#### Source data:
▬▬▬▬▬▬

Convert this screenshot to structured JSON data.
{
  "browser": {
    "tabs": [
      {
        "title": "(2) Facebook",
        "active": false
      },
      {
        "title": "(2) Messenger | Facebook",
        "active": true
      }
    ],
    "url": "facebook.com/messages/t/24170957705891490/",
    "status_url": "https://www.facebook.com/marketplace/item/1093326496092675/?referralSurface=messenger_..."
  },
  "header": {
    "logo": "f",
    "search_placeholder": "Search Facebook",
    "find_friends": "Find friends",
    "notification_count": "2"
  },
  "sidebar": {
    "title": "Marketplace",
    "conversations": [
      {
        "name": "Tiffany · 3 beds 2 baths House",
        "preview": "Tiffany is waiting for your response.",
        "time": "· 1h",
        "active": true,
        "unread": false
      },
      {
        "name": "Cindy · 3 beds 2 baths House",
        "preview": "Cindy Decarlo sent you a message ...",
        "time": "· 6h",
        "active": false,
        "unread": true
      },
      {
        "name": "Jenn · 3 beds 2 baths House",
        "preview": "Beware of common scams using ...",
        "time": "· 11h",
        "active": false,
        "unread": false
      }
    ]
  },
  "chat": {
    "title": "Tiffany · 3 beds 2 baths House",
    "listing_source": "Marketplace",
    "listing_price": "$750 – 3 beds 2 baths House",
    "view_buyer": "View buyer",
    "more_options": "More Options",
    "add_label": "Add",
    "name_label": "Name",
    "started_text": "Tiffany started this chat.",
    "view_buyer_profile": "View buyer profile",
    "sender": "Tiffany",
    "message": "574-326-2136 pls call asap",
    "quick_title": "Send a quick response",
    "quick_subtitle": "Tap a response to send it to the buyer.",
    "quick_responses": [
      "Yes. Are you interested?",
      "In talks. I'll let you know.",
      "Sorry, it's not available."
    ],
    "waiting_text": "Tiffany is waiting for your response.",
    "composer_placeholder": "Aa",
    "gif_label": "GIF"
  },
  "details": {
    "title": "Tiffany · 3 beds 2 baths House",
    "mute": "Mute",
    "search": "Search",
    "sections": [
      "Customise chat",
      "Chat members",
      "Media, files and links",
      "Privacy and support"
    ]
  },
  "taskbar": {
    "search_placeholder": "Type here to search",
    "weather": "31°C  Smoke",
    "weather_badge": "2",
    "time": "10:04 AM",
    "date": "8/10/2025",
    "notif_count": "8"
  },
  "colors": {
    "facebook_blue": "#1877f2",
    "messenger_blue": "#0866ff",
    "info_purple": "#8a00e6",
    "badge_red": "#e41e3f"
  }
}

▬▬▬▬▬▬

#### Set exercise:
Copy out each line exactly as written.

#### Solution:
Convert this screenshot to structured JSON data.
{
  "browser": {
    "tabs": [
      {
        "title": "(2) Facebook",
        "active": false
      },
      {
        "title": "(2) Messenger | Facebook",
        "active": true
      }
    ],
    "url": "facebook.com/messages/t/24170957705891490/",
    "status_url": "https://www.facebook.com/marketplace/item/1093326496092675/?referralSurface=messenger_..."
  },
  "header": {
    "logo": "f",
    "search_placeholder": "Search Facebook",
    "find_friends": "Find friends",
    "notification_count": "2"
  },
  "sidebar": {
    "title": "Marketplace",
    "conversations": [
      {
        "name": "Tiffany · 3 beds 2 baths House",
        "preview": "Tiffany is waiting for your response.",
        "time": "· 1h",
        "active": true,
        "unread": false
      },
      {
        "name": "Cindy · 3 beds 2 baths House",
        "preview": "Cindy Decarlo sent you a message ...",
        "time": "· 6h",
        "active": false,
        "unread": true
      },
      {
        "name": "Jenn · 3 beds 2 baths House",
        "preview": "Beware of common scams using ...",
        "time": "· 11h",
        "active": false,
        "unread": false
      }
    ]
  },
  "chat": {
    "title": "Tiffany · 3 beds 2 baths House",
    "listing_source": "Marketplace",
    "listing_price": "$750 – 3 beds 2 baths House",
    "view_buyer": "View buyer",
    "more_options": "More Options",
    "add_label": "Add",
    "name_label": "Name",
    "started_text": "Tiffany started this chat.",
    "view_buyer_profile": "View buyer profile",
    "sender": "Tiffany",
    "message": "574-326-2136 pls call asap",
    "quick_title": "Send a quick response",
    "quick_subtitle": "Tap a response to send it to the buyer.",
    "quick_responses": [
      "Yes. Are you interested?",
      "In talks. I'll let you know.",
      "Sorry, it's not available."
    ],
    "waiting_text": "Tiffany is waiting for your response.",
    "composer_placeholder": "Aa",
    "gif_label": "GIF"
  },
  "details": {
    "title": "Tiffany · 3 beds 2 baths House",
    "mute": "Mute",
    "search": "Search",
    "sections": [
      "Customise chat",
      "Chat members",
      "Media, files and links",
      "Privacy and support"
    ]
  },
  "taskbar": {
    "search_placeholder": "Type here to search",
    "weather": "31°C  Smoke",
    "weather_badge": "2",
    "time": "10:04 AM",
    "date": "8/10/2025",
    "notif_count": "8"
  },
  "colors": {
    "facebook_blue": "#1877f2",
    "messenger_blue": "#0866ff",
    "info_purple": "#8a00e6",
    "badge_red": "#e41e3f"
  }
}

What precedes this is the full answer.